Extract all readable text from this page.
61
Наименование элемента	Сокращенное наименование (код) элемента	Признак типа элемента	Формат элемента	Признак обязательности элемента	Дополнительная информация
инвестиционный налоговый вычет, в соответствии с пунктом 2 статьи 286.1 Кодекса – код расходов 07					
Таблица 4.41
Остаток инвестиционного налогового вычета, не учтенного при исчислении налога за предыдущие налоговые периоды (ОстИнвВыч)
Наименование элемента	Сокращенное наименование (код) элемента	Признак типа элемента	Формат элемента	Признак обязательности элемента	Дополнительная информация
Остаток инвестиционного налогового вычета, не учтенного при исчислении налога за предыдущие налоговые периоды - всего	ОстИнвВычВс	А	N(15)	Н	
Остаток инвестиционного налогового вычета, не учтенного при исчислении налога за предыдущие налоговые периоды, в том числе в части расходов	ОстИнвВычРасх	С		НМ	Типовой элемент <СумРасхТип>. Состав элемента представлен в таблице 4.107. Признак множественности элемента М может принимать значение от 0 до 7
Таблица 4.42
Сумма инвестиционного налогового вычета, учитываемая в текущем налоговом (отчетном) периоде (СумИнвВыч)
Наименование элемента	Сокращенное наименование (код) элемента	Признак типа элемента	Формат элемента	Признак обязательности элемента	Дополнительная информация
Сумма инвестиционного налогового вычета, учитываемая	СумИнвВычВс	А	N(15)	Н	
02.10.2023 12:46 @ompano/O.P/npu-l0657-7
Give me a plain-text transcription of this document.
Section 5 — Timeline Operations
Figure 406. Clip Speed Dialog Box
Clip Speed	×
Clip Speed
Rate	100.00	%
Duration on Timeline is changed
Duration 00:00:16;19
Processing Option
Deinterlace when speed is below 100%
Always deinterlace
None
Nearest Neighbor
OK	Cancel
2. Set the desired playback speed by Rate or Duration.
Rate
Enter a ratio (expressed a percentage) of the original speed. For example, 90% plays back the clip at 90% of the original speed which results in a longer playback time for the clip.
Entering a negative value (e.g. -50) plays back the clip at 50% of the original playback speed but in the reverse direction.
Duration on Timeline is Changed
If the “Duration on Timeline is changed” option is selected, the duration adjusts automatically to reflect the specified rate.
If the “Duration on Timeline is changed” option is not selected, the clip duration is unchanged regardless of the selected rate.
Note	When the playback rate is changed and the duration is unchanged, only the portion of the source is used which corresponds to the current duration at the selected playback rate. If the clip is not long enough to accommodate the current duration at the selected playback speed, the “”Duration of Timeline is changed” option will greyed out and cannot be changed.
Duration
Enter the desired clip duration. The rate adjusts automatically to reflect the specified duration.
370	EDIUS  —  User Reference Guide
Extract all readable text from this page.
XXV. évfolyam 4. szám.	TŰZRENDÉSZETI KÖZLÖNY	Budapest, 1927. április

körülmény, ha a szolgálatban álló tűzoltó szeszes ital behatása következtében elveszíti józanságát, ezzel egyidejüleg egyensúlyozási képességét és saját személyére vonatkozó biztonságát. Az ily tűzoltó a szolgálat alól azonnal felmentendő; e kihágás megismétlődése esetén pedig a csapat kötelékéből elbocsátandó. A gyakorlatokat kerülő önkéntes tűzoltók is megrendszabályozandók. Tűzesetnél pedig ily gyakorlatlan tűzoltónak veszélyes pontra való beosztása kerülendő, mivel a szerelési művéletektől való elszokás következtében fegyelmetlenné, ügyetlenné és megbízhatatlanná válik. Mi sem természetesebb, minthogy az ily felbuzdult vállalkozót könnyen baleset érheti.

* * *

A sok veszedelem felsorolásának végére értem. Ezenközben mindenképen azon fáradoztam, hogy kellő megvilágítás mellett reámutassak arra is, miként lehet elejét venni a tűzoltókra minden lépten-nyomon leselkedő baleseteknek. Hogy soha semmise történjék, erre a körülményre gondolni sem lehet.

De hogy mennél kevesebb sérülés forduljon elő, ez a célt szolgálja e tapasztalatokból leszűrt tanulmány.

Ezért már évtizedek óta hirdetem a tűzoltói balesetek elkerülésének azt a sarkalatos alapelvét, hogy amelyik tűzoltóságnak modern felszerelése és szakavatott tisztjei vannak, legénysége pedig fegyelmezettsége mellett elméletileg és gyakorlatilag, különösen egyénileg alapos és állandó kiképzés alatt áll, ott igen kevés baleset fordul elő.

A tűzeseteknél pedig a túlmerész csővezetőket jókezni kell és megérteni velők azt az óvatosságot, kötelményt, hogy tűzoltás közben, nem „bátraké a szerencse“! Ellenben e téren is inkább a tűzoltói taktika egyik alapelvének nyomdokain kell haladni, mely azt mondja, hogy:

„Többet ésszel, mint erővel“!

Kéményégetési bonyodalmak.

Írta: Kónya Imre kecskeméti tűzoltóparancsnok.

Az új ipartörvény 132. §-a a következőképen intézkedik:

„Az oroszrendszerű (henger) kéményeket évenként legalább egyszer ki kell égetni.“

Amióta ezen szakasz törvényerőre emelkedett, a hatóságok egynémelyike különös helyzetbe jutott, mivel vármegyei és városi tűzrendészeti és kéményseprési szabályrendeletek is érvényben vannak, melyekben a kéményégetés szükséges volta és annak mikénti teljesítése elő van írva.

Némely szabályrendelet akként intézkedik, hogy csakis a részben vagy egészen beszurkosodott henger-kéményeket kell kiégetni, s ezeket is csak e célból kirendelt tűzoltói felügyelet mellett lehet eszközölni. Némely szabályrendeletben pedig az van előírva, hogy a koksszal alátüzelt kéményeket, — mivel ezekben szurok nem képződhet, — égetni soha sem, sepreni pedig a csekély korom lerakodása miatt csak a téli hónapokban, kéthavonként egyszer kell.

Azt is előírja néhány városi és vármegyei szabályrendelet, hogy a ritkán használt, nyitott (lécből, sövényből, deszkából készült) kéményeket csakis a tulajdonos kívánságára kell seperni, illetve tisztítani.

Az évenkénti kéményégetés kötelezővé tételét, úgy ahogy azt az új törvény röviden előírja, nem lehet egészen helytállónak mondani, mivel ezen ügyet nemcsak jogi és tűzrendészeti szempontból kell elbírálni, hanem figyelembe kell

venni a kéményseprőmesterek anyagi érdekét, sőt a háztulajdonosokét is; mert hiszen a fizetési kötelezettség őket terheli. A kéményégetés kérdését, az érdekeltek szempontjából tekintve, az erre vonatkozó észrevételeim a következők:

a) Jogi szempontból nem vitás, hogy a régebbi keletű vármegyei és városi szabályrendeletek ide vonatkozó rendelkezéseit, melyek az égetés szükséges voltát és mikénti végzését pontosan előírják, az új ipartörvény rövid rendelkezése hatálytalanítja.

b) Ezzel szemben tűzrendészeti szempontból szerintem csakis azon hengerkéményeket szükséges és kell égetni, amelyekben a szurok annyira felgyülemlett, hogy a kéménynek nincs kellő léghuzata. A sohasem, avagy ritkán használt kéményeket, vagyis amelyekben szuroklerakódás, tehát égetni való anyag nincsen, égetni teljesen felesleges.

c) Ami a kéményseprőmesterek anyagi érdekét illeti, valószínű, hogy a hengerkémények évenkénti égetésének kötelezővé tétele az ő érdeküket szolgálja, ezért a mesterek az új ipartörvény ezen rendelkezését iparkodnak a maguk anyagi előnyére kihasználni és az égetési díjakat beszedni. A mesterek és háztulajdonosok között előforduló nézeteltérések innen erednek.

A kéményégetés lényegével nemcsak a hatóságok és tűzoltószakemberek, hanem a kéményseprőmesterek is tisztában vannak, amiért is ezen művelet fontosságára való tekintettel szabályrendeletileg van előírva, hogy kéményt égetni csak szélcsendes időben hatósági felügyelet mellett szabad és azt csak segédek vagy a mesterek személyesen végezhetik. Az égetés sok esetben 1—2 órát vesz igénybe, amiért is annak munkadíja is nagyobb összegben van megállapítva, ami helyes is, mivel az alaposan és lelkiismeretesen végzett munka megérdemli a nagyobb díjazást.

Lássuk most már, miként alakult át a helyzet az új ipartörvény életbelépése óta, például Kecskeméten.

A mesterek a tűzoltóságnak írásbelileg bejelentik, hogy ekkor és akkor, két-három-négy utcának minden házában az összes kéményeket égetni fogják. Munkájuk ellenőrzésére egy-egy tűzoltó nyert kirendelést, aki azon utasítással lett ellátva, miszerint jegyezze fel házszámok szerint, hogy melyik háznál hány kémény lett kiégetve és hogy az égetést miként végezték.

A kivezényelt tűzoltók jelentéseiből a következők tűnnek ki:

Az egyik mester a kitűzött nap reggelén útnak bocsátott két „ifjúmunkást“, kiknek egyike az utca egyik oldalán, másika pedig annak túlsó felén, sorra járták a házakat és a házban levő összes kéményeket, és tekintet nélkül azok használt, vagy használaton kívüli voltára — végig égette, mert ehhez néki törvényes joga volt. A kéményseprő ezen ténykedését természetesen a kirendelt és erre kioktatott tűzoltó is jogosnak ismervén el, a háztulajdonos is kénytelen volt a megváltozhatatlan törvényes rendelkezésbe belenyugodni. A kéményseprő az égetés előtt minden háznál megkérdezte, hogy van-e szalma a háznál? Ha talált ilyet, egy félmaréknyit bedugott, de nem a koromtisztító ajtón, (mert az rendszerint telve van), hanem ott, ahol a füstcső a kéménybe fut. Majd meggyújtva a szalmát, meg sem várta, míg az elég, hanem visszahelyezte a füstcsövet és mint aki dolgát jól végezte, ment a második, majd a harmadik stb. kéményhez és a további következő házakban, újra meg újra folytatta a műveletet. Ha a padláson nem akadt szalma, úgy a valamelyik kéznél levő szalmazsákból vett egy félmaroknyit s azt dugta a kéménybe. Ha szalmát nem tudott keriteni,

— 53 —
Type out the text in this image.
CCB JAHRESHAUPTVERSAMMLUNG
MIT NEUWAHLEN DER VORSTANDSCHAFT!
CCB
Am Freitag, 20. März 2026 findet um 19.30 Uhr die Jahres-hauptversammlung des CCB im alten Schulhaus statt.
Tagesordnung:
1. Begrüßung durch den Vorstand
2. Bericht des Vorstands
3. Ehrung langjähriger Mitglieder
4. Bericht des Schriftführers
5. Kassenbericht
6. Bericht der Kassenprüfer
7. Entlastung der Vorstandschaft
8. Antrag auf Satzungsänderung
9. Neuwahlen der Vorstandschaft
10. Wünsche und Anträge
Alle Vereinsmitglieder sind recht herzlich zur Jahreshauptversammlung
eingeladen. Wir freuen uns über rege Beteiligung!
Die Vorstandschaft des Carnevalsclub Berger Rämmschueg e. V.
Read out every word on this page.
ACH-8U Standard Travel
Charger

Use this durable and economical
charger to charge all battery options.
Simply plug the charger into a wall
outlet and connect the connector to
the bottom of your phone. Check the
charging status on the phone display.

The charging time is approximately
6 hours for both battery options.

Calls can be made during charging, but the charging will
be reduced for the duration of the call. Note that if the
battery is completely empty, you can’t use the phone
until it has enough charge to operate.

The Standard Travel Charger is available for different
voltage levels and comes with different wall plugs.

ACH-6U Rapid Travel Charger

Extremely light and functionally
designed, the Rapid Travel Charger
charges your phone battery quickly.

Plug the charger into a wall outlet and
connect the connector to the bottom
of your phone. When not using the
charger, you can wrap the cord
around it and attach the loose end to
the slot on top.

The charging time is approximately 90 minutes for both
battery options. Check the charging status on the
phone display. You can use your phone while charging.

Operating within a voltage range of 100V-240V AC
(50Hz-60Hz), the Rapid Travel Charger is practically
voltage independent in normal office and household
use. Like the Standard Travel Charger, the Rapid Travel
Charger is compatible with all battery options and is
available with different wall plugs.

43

- Objective -
Give only the number of lines in the data that include the string "wall".

- Answer for the task -
4